*Work to do*
Count lines with the string "chap" in them. State the number alone.

*Data for the task*
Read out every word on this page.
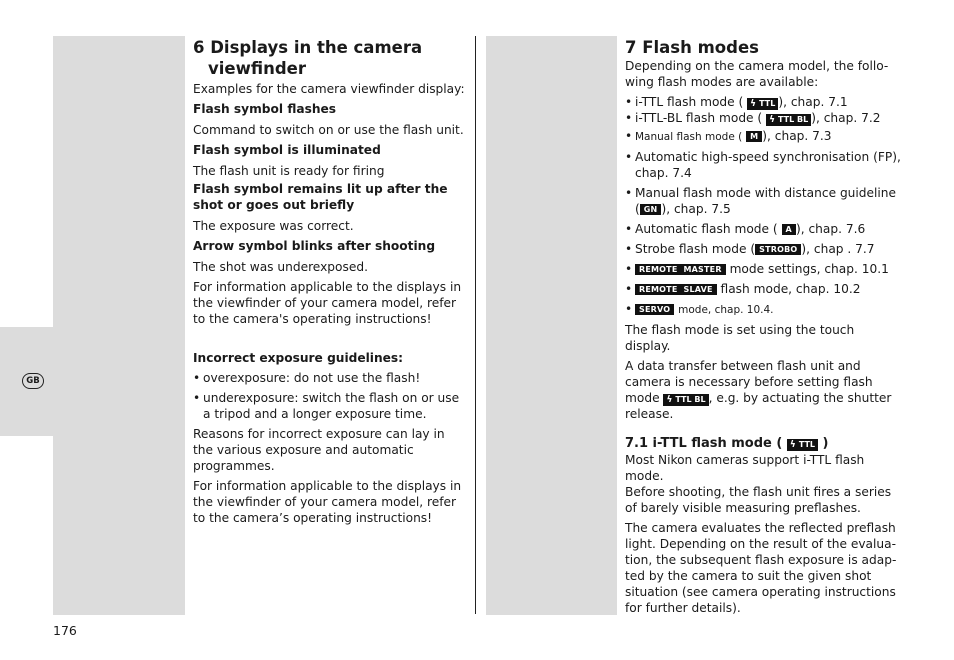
GB
6 Displays in the camera
viewfinder

Examples for the camera viewfinder display:

Flash symbol flashes

Command to switch on or use the flash unit.

Flash symbol is illuminated

The flash unit is ready for firing

Flash symbol remains lit up after the shot or goes out briefly

The exposure was correct.

Arrow symbol blinks after shooting

The shot was underexposed.

For information applicable to the displays in the viewfinder of your camera model, refer to the camera's operating instructions!

Incorrect exposure guidelines:

• overexposure: do not use the flash!

• underexposure: switch the flash on or use a tripod and a longer exposure time.

Reasons for incorrect exposure can lay in the various exposure and automatic programmes.

For information applicable to the displays in the viewfinder of your camera model, refer to the camera’s operating instructions!

7 Flash modes

Depending on the camera model, the follo-wing flash modes are available:

• i-TTL flash mode ( ϟ TTL ), chap. 7.1

• i-TTL-BL flash mode ( ϟ TTL BL ), chap. 7.2

• Manual flash mode ( M ), chap. 7.3

• Automatic high-speed synchronisation (FP), chap. 7.4

• Manual flash mode with distance guideline ( GN ), chap. 7.5

• Automatic flash mode ( A ), chap. 7.6

• Strobe flash mode ( STROBO ), chap . 7.7

• REMOTE  MASTER mode settings, chap. 10.1

• REMOTE  SLAVE flash mode, chap. 10.2

• SERVO mode, chap. 10.4.

The flash mode is set using the touch display.

A data transfer between flash unit and camera is necessary before setting flash mode ϟ TTL BL , e.g. by actuating the shutter release.

7.1 i-TTL flash mode ( ϟ TTL )

Most Nikon cameras support i-TTL flash mode.

Before shooting, the flash unit fires a series of barely visible measuring preflashes.

The camera evaluates the reflected preflash light. Depending on the result of the evalua-tion, the subsequent flash exposure is adap-ted by the camera to suit the given shot situation (see camera operating instructions for further details).

176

*Reply*
10